◆ **PROBLEM REQUIREMENTS**: Find the lines holding the word "государственного" and collect them.
───
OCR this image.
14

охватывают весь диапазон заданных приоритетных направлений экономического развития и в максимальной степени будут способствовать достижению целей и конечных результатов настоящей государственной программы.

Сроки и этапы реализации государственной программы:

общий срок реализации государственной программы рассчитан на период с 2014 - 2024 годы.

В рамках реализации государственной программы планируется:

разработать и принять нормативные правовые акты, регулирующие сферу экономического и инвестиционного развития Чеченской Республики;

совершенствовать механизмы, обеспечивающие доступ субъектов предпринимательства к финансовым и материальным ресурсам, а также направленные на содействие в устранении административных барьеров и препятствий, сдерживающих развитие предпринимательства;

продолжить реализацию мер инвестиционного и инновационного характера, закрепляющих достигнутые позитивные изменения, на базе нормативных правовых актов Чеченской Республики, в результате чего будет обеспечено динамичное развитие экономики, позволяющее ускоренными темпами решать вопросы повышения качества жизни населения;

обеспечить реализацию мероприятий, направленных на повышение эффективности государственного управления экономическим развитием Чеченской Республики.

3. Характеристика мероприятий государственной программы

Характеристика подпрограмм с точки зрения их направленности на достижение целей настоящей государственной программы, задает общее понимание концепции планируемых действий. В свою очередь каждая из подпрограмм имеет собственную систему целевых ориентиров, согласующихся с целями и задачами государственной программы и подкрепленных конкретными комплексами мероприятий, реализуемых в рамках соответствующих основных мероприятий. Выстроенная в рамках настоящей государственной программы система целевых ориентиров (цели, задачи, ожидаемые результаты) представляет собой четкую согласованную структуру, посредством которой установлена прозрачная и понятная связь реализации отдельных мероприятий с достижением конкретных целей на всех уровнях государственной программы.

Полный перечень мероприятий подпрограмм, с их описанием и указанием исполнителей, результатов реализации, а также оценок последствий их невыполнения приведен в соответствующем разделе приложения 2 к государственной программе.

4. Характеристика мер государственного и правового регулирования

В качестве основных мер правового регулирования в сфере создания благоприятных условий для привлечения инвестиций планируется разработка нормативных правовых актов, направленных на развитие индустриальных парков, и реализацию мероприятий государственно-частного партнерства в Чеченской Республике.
───
◆ **SOLUTION**:
обеспечить реализацию мероприятий, направленных на повышение эффективности государственного управления экономическим развитием Чеченской Республики.
4. Характеристика мер государственного и правового регулирования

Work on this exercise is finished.